- [Do this]
Your task is to repeat all of the data exactly while excluding the pictures.

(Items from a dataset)
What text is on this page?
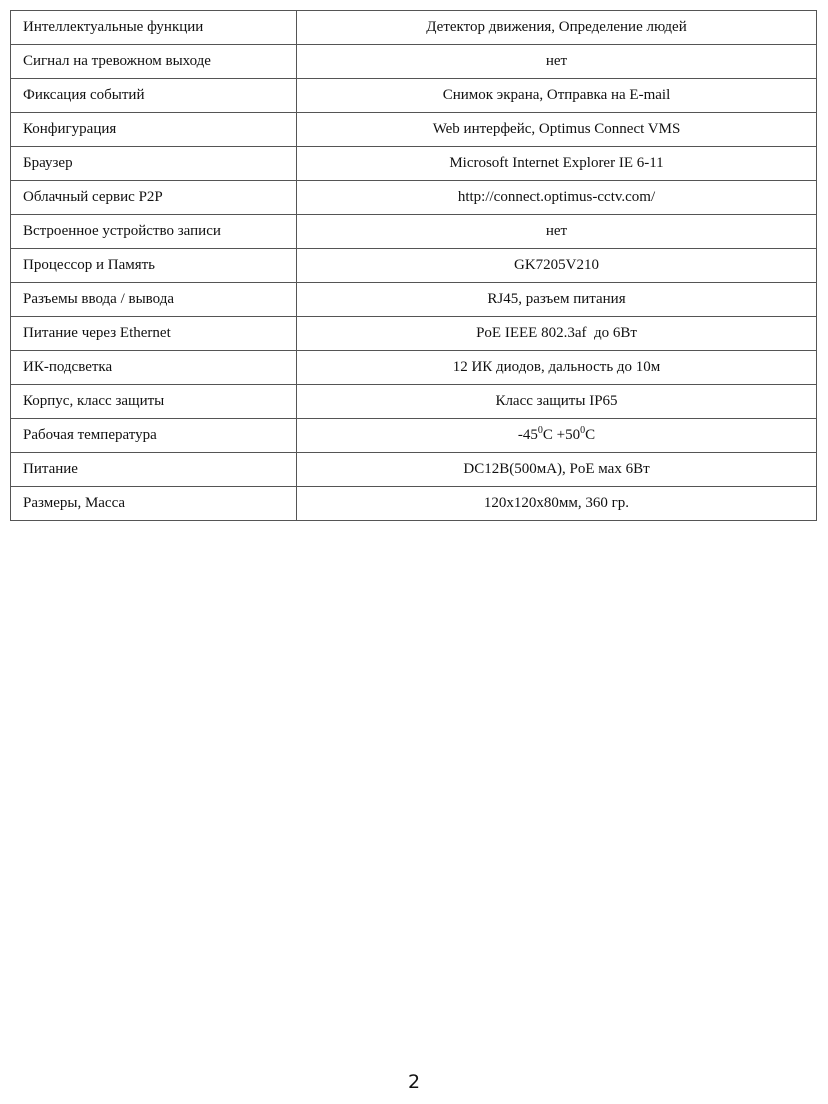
Интеллектуальные функции	Детектор движения, Определение людей
Сигнал на тревожном выходе	нет
Фиксация событий	Снимок экрана, Отправка на E-mail
Конфигурация	Web интерфейс, Optimus Connect VMS
Браузер	Microsoft Internet Explorer IE 6-11
Облачный сервис P2P	http://connect.optimus-cctv.com/
Встроенное устройство записи	нет
Процессор и Память	GK7205V210
Разъемы ввода / вывода	RJ45, разъем питания
Питание через Ethernet	PoE IEEE 802.3af  до 6Вт
ИК-подсветка	12 ИК диодов, дальность до 10м
Корпус, класс защиты	Класс защиты IP65
Рабочая температура	$-45^0С +50^0С$
Питание	DC12В(500мА), PoE мах 6Вт
Размеры, Масса	120x120x80мм, 360 гр.
2
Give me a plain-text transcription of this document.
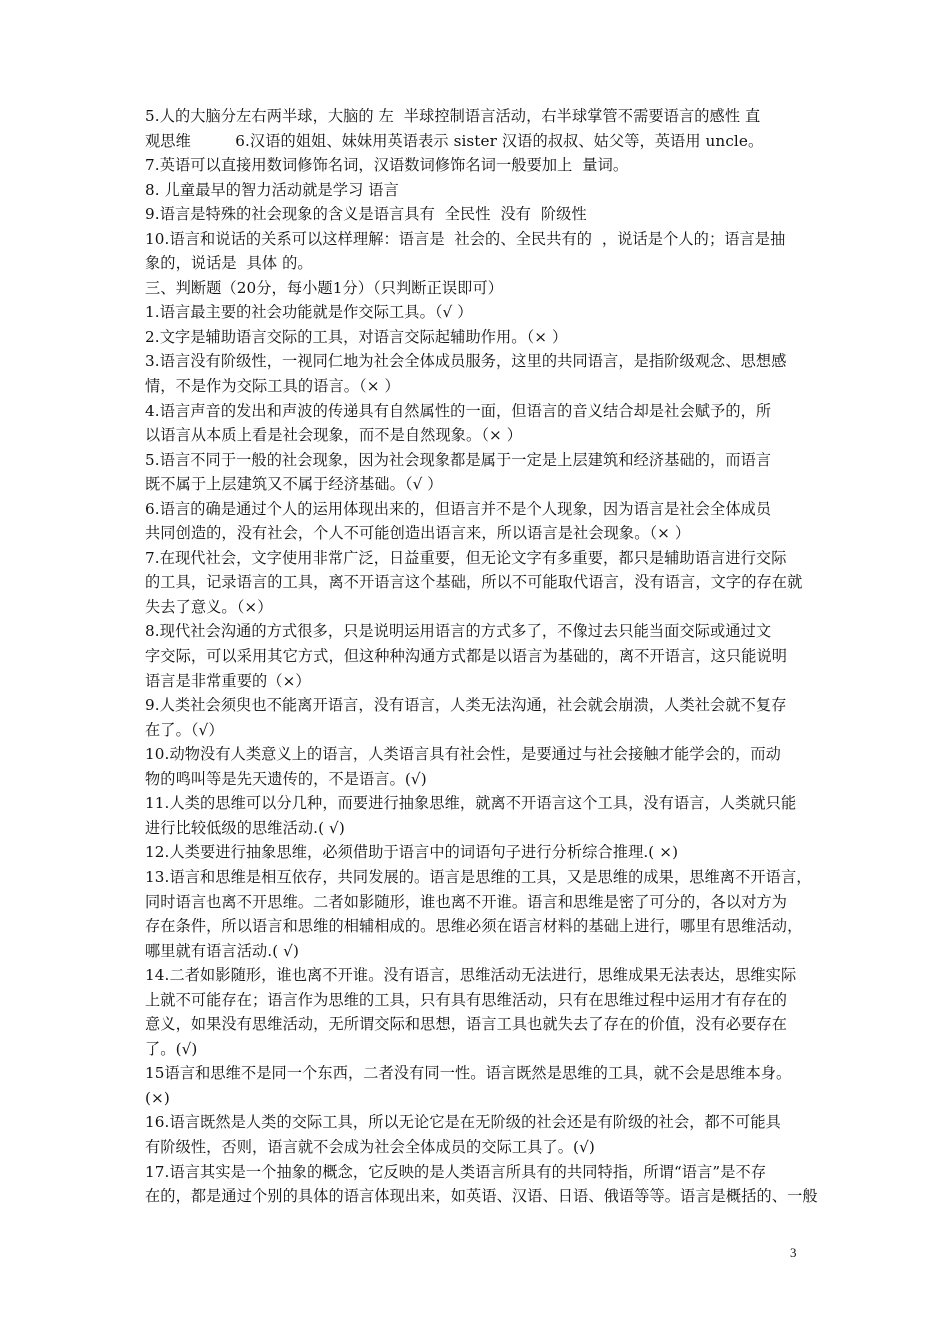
5.人的大脑分左右两半球，大脑的 左  半球控制语言活动，右半球掌管不需要语言的感性 直
观思维         6.汉语的姐姐、妹妹用英语表示 sister 汉语的叔叔、姑父等，英语用 uncle。
7.英语可以直接用数词修饰名词，汉语数词修饰名词一般要加上  量词。
8. 儿童最早的智力活动就是学习 语言
9.语言是特殊的社会现象的含义是语言具有  全民性  没有  阶级性
10.语言和说话的关系可以这样理解：语言是  社会的、全民共有的  ，说话是个人的；语言是抽
象的，说话是  具体 的。
三、判断题（20分，每小题1分）（只判断正误即可）
1.语言最主要的社会功能就是作交际工具。（√ ）
2.文字是辅助语言交际的工具，对语言交际起辅助作用。（× ）
3.语言没有阶级性，一视同仁地为社会全体成员服务，这里的共同语言，是指阶级观念、思想感
情，不是作为交际工具的语言。（× ）
4.语言声音的发出和声波的传递具有自然属性的一面，但语言的音义结合却是社会赋予的，所
以语言从本质上看是社会现象，而不是自然现象。（× ）
5.语言不同于一般的社会现象，因为社会现象都是属于一定是上层建筑和经济基础的，而语言
既不属于上层建筑又不属于经济基础。（√ ）
6.语言的确是通过个人的运用体现出来的，但语言并不是个人现象，因为语言是社会全体成员
共同创造的，没有社会，个人不可能创造出语言来，所以语言是社会现象。（× ）
7.在现代社会，文字使用非常广泛，日益重要，但无论文字有多重要，都只是辅助语言进行交际
的工具，记录语言的工具，离不开语言这个基础，所以不可能取代语言，没有语言，文字的存在就
失去了意义。（×）
8.现代社会沟通的方式很多，只是说明运用语言的方式多了，不像过去只能当面交际或通过文
字交际，可以采用其它方式，但这种种沟通方式都是以语言为基础的，离不开语言，这只能说明
语言是非常重要的（×）
9.人类社会须臾也不能离开语言，没有语言，人类无法沟通，社会就会崩溃，人类社会就不复存
在了。（√）
10.动物没有人类意义上的语言，人类语言具有社会性，是要通过与社会接触才能学会的，而动
物的鸣叫等是先天遗传的，不是语言。(√)
11.人类的思维可以分几种，而要进行抽象思维，就离不开语言这个工具，没有语言，人类就只能
进行比较低级的思维活动.( √)
12.人类要进行抽象思维，必须借助于语言中的词语句子进行分析综合推理.( ×)
13.语言和思维是相互依存，共同发展的。语言是思维的工具，又是思维的成果，思维离不开语言，
同时语言也离不开思维。二者如影随形，谁也离不开谁。语言和思维是密了可分的，各以对方为
存在条件，所以语言和思维的相辅相成的。思维必须在语言材料的基础上进行，哪里有思维活动，
哪里就有语言活动.( √)
14.二者如影随形，谁也离不开谁。没有语言，思维活动无法进行，思维成果无法表达，思维实际
上就不可能存在；语言作为思维的工具，只有具有思维活动，只有在思维过程中运用才有存在的
意义，如果没有思维活动，无所谓交际和思想，语言工具也就失去了存在的价值，没有必要存在
了。(√)
15语言和思维不是同一个东西，二者没有同一性。语言既然是思维的工具，就不会是思维本身。
(×)
16.语言既然是人类的交际工具，所以无论它是在无阶级的社会还是有阶级的社会，都不可能具
有阶级性，否则，语言就不会成为社会全体成员的交际工具了。(√)
17.语言其实是一个抽象的概念，它反映的是人类语言所具有的共同特指，所谓“语言”是不存
在的，都是通过个别的具体的语言体现出来，如英语、汉语、日语、俄语等等。语言是概括的、一般
3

- [Answer to the problem]
What text is on this page?
Интеллектуальные функции	Детектор движения, Определение людей
Сигнал на тревожном выходе	нет
Фиксация событий	Снимок экрана, Отправка на E-mail
Конфигурация	Web интерфейс, Optimus Connect VMS
Браузер	Microsoft Internet Explorer IE 6-11
Облачный сервис P2P	http://connect.optimus-cctv.com/
Встроенное устройство записи	нет
Процессор и Память	GK7205V210
Разъемы ввода / вывода	RJ45, разъем питания
Питание через Ethernet	PoE IEEE 802.3af  до 6Вт
ИК-подсветка	12 ИК диодов, дальность до 10м
Корпус, класс защиты	Класс защиты IP65
Рабочая температура	$-45^0С +50^0С$
Питание	DC12В(500мА), PoE мах 6Вт
Размеры, Масса	120x120x80мм, 360 гр.
2
Give me a plain-text transcription of this document.
5.人的大脑分左右两半球，大脑的 左  半球控制语言活动，右半球掌管不需要语言的感性 直
观思维         6.汉语的姐姐、妹妹用英语表示 sister 汉语的叔叔、姑父等，英语用 uncle。
7.英语可以直接用数词修饰名词，汉语数词修饰名词一般要加上  量词。
8. 儿童最早的智力活动就是学习 语言
9.语言是特殊的社会现象的含义是语言具有  全民性  没有  阶级性
10.语言和说话的关系可以这样理解：语言是  社会的、全民共有的  ，说话是个人的；语言是抽
象的，说话是  具体 的。
三、判断题（20分，每小题1分）（只判断正误即可）
1.语言最主要的社会功能就是作交际工具。（√ ）
2.文字是辅助语言交际的工具，对语言交际起辅助作用。（× ）
3.语言没有阶级性，一视同仁地为社会全体成员服务，这里的共同语言，是指阶级观念、思想感
情，不是作为交际工具的语言。（× ）
4.语言声音的发出和声波的传递具有自然属性的一面，但语言的音义结合却是社会赋予的，所
以语言从本质上看是社会现象，而不是自然现象。（× ）
5.语言不同于一般的社会现象，因为社会现象都是属于一定是上层建筑和经济基础的，而语言
既不属于上层建筑又不属于经济基础。（√ ）
6.语言的确是通过个人的运用体现出来的，但语言并不是个人现象，因为语言是社会全体成员
共同创造的，没有社会，个人不可能创造出语言来，所以语言是社会现象。（× ）
7.在现代社会，文字使用非常广泛，日益重要，但无论文字有多重要，都只是辅助语言进行交际
的工具，记录语言的工具，离不开语言这个基础，所以不可能取代语言，没有语言，文字的存在就
失去了意义。（×）
8.现代社会沟通的方式很多，只是说明运用语言的方式多了，不像过去只能当面交际或通过文
字交际，可以采用其它方式，但这种种沟通方式都是以语言为基础的，离不开语言，这只能说明
语言是非常重要的（×）
9.人类社会须臾也不能离开语言，没有语言，人类无法沟通，社会就会崩溃，人类社会就不复存
在了。（√）
10.动物没有人类意义上的语言，人类语言具有社会性，是要通过与社会接触才能学会的，而动
物的鸣叫等是先天遗传的，不是语言。(√)
11.人类的思维可以分几种，而要进行抽象思维，就离不开语言这个工具，没有语言，人类就只能
进行比较低级的思维活动.( √)
12.人类要进行抽象思维，必须借助于语言中的词语句子进行分析综合推理.( ×)
13.语言和思维是相互依存，共同发展的。语言是思维的工具，又是思维的成果，思维离不开语言，
同时语言也离不开思维。二者如影随形，谁也离不开谁。语言和思维是密了可分的，各以对方为
存在条件，所以语言和思维的相辅相成的。思维必须在语言材料的基础上进行，哪里有思维活动，
哪里就有语言活动.( √)
14.二者如影随形，谁也离不开谁。没有语言，思维活动无法进行，思维成果无法表达，思维实际
上就不可能存在；语言作为思维的工具，只有具有思维活动，只有在思维过程中运用才有存在的
意义，如果没有思维活动，无所谓交际和思想，语言工具也就失去了存在的价值，没有必要存在
了。(√)
15语言和思维不是同一个东西，二者没有同一性。语言既然是思维的工具，就不会是思维本身。
(×)
16.语言既然是人类的交际工具，所以无论它是在无阶级的社会还是有阶级的社会，都不可能具
有阶级性，否则，语言就不会成为社会全体成员的交际工具了。(√)
17.语言其实是一个抽象的概念，它反映的是人类语言所具有的共同特指，所谓“语言”是不存
在的，都是通过个别的具体的语言体现出来，如英语、汉语、日语、俄语等等。语言是概括的、一般
3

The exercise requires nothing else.